## Written exercise
Every entry below should be transcribed exactly; pictures stay out of the copy.

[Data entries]
--- Begin ---

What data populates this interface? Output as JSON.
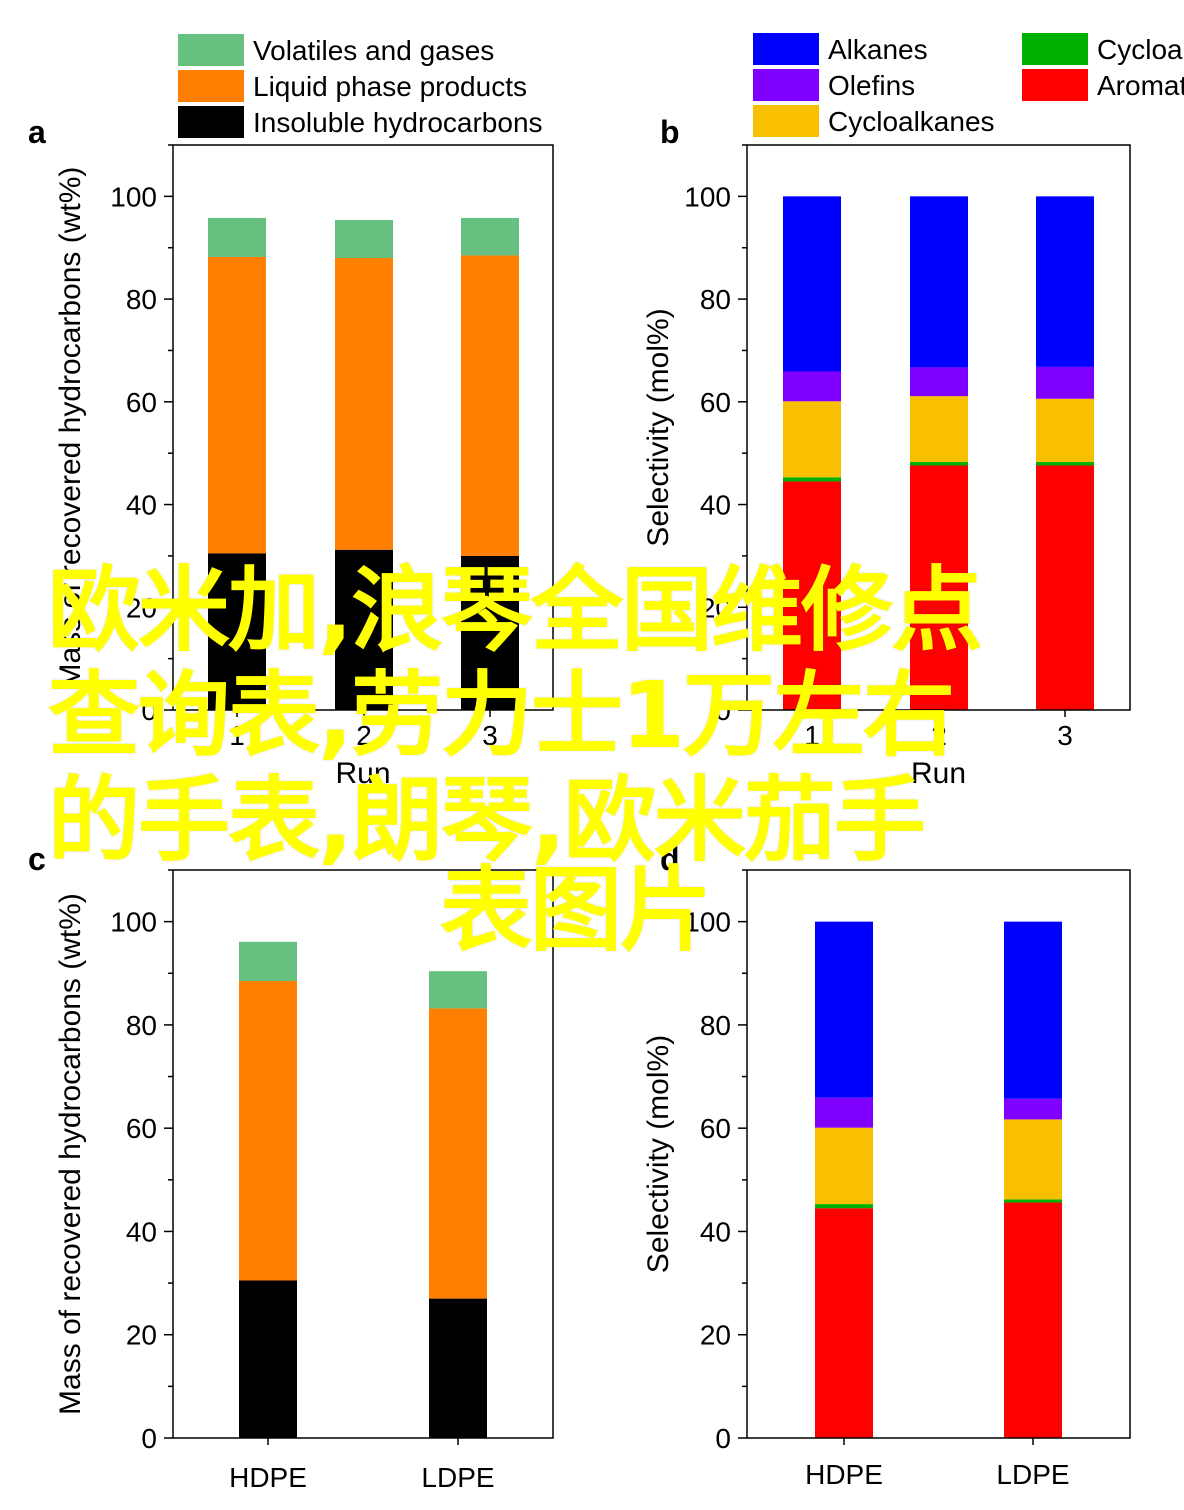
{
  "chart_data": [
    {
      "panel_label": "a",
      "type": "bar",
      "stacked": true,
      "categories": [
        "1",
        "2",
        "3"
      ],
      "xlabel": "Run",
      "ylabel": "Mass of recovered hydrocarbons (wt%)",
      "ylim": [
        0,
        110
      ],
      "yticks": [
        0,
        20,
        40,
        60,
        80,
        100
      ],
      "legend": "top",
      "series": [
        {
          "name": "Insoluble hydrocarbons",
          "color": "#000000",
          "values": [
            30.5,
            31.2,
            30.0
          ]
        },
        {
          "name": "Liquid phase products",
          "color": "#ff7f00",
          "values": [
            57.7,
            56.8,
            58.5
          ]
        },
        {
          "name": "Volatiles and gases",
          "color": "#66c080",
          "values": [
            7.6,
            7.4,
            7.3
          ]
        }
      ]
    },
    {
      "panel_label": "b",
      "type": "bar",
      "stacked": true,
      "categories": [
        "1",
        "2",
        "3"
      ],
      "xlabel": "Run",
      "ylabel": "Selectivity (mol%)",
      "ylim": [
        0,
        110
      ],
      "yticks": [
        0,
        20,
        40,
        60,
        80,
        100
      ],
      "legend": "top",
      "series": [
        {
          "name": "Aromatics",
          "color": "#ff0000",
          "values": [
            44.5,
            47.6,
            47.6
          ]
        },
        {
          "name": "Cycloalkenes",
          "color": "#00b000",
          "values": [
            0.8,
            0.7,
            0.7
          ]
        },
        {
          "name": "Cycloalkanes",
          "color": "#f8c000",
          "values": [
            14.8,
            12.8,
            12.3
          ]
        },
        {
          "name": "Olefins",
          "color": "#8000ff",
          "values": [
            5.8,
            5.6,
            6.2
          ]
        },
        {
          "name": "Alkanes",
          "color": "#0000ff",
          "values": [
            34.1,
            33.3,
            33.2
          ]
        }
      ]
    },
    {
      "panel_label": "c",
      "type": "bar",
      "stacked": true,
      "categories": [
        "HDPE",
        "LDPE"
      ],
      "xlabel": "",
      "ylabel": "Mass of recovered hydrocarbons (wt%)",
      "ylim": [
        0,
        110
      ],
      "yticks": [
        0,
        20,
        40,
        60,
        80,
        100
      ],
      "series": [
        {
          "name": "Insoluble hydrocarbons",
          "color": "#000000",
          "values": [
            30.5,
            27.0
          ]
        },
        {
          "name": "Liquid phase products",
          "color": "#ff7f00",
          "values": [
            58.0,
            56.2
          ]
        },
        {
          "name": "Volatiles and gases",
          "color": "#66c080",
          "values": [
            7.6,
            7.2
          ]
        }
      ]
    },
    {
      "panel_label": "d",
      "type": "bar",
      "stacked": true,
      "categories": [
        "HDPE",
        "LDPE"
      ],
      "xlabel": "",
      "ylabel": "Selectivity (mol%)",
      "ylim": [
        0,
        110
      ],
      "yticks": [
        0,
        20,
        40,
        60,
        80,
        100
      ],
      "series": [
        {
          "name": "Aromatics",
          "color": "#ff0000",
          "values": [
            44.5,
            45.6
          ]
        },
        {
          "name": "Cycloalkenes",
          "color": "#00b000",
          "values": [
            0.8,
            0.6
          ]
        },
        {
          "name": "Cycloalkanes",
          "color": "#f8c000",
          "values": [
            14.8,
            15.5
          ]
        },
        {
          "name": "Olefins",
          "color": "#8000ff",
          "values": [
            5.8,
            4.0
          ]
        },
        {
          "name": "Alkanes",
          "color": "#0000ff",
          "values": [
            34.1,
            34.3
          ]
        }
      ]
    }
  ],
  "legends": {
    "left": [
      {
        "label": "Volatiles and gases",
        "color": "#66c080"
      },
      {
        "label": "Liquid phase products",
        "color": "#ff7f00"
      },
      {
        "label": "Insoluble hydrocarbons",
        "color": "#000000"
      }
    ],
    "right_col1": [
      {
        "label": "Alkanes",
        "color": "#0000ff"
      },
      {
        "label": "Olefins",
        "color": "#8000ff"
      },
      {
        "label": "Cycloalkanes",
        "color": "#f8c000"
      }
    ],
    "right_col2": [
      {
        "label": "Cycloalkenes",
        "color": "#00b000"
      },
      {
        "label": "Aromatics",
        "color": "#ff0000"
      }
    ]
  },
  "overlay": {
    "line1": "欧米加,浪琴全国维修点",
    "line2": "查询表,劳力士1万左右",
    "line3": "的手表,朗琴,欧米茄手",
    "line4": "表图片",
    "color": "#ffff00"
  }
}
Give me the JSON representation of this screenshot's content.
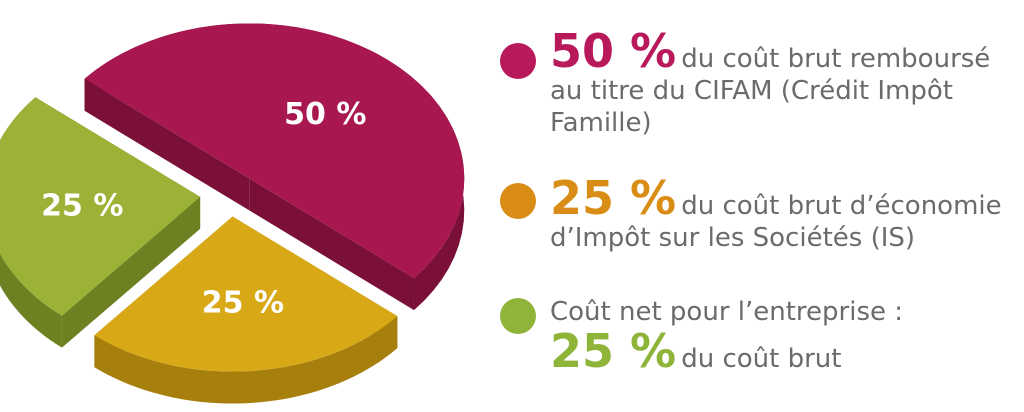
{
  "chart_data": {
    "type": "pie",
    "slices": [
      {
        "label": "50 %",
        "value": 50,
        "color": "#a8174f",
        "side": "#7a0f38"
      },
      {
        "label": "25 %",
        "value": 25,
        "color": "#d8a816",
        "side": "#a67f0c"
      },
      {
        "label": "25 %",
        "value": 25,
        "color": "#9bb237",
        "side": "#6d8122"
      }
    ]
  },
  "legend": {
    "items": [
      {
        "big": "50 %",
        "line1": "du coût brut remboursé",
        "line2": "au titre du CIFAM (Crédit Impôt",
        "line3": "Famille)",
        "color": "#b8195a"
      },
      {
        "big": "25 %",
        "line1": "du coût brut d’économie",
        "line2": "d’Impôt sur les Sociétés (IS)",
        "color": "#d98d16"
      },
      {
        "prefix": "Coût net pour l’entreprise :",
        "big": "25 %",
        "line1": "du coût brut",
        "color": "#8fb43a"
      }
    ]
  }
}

--- End ---

## Reply
What data populates this interface? Output as JSON.
{
  "chart_data": [
    {
      "panel_label": "a",
      "type": "bar",
      "stacked": true,
      "categories": [
        "1",
        "2",
        "3"
      ],
      "xlabel": "Run",
      "ylabel": "Mass of recovered hydrocarbons (wt%)",
      "ylim": [
        0,
        110
      ],
      "yticks": [
        0,
        20,
        40,
        60,
        80,
        100
      ],
      "legend": "top",
      "series": [
        {
          "name": "Insoluble hydrocarbons",
          "color": "#000000",
          "values": [
            30.5,
            31.2,
            30.0
          ]
        },
        {
          "name": "Liquid phase products",
          "color": "#ff7f00",
          "values": [
            57.7,
            56.8,
            58.5
          ]
        },
        {
          "name": "Volatiles and gases",
          "color": "#66c080",
          "values": [
            7.6,
            7.4,
            7.3
          ]
        }
      ]
    },
    {
      "panel_label": "b",
      "type": "bar",
      "stacked": true,
      "categories": [
        "1",
        "2",
        "3"
      ],
      "xlabel": "Run",
      "ylabel": "Selectivity (mol%)",
      "ylim": [
        0,
        110
      ],
      "yticks": [
        0,
        20,
        40,
        60,
        80,
        100
      ],
      "legend": "top",
      "series": [
        {
          "name": "Aromatics",
          "color": "#ff0000",
          "values": [
            44.5,
            47.6,
            47.6
          ]
        },
        {
          "name": "Cycloalkenes",
          "color": "#00b000",
          "values": [
            0.8,
            0.7,
            0.7
          ]
        },
        {
          "name": "Cycloalkanes",
          "color": "#f8c000",
          "values": [
            14.8,
            12.8,
            12.3
          ]
        },
        {
          "name": "Olefins",
          "color": "#8000ff",
          "values": [
            5.8,
            5.6,
            6.2
          ]
        },
        {
          "name": "Alkanes",
          "color": "#0000ff",
          "values": [
            34.1,
            33.3,
            33.2
          ]
        }
      ]
    },
    {
      "panel_label": "c",
      "type": "bar",
      "stacked": true,
      "categories": [
        "HDPE",
        "LDPE"
      ],
      "xlabel": "",
      "ylabel": "Mass of recovered hydrocarbons (wt%)",
      "ylim": [
        0,
        110
      ],
      "yticks": [
        0,
        20,
        40,
        60,
        80,
        100
      ],
      "series": [
        {
          "name": "Insoluble hydrocarbons",
          "color": "#000000",
          "values": [
            30.5,
            27.0
          ]
        },
        {
          "name": "Liquid phase products",
          "color": "#ff7f00",
          "values": [
            58.0,
            56.2
          ]
        },
        {
          "name": "Volatiles and gases",
          "color": "#66c080",
          "values": [
            7.6,
            7.2
          ]
        }
      ]
    },
    {
      "panel_label": "d",
      "type": "bar",
      "stacked": true,
      "categories": [
        "HDPE",
        "LDPE"
      ],
      "xlabel": "",
      "ylabel": "Selectivity (mol%)",
      "ylim": [
        0,
        110
      ],
      "yticks": [
        0,
        20,
        40,
        60,
        80,
        100
      ],
      "series": [
        {
          "name": "Aromatics",
          "color": "#ff0000",
          "values": [
            44.5,
            45.6
          ]
        },
        {
          "name": "Cycloalkenes",
          "color": "#00b000",
          "values": [
            0.8,
            0.6
          ]
        },
        {
          "name": "Cycloalkanes",
          "color": "#f8c000",
          "values": [
            14.8,
            15.5
          ]
        },
        {
          "name": "Olefins",
          "color": "#8000ff",
          "values": [
            5.8,
            4.0
          ]
        },
        {
          "name": "Alkanes",
          "color": "#0000ff",
          "values": [
            34.1,
            34.3
          ]
        }
      ]
    }
  ],
  "legends": {
    "left": [
      {
        "label": "Volatiles and gases",
        "color": "#66c080"
      },
      {
        "label": "Liquid phase products",
        "color": "#ff7f00"
      },
      {
        "label": "Insoluble hydrocarbons",
        "color": "#000000"
      }
    ],
    "right_col1": [
      {
        "label": "Alkanes",
        "color": "#0000ff"
      },
      {
        "label": "Olefins",
        "color": "#8000ff"
      },
      {
        "label": "Cycloalkanes",
        "color": "#f8c000"
      }
    ],
    "right_col2": [
      {
        "label": "Cycloalkenes",
        "color": "#00b000"
      },
      {
        "label": "Aromatics",
        "color": "#ff0000"
      }
    ]
  },
  "overlay": {
    "line1": "欧米加,浪琴全国维修点",
    "line2": "查询表,劳力士1万左右",
    "line3": "的手表,朗琴,欧米茄手",
    "line4": "表图片",
    "color": "#ffff00"
  }
}
Give me the JSON representation of this screenshot's content.
{
  "chart_data": {
    "type": "pie",
    "slices": [
      {
        "label": "50 %",
        "value": 50,
        "color": "#a8174f",
        "side": "#7a0f38"
      },
      {
        "label": "25 %",
        "value": 25,
        "color": "#d8a816",
        "side": "#a67f0c"
      },
      {
        "label": "25 %",
        "value": 25,
        "color": "#9bb237",
        "side": "#6d8122"
      }
    ]
  },
  "legend": {
    "items": [
      {
        "big": "50 %",
        "line1": "du coût brut remboursé",
        "line2": "au titre du CIFAM (Crédit Impôt",
        "line3": "Famille)",
        "color": "#b8195a"
      },
      {
        "big": "25 %",
        "line1": "du coût brut d’économie",
        "line2": "d’Impôt sur les Sociétés (IS)",
        "color": "#d98d16"
      },
      {
        "prefix": "Coût net pour l’entreprise :",
        "big": "25 %",
        "line1": "du coût brut",
        "color": "#8fb43a"
      }
    ]
  }
}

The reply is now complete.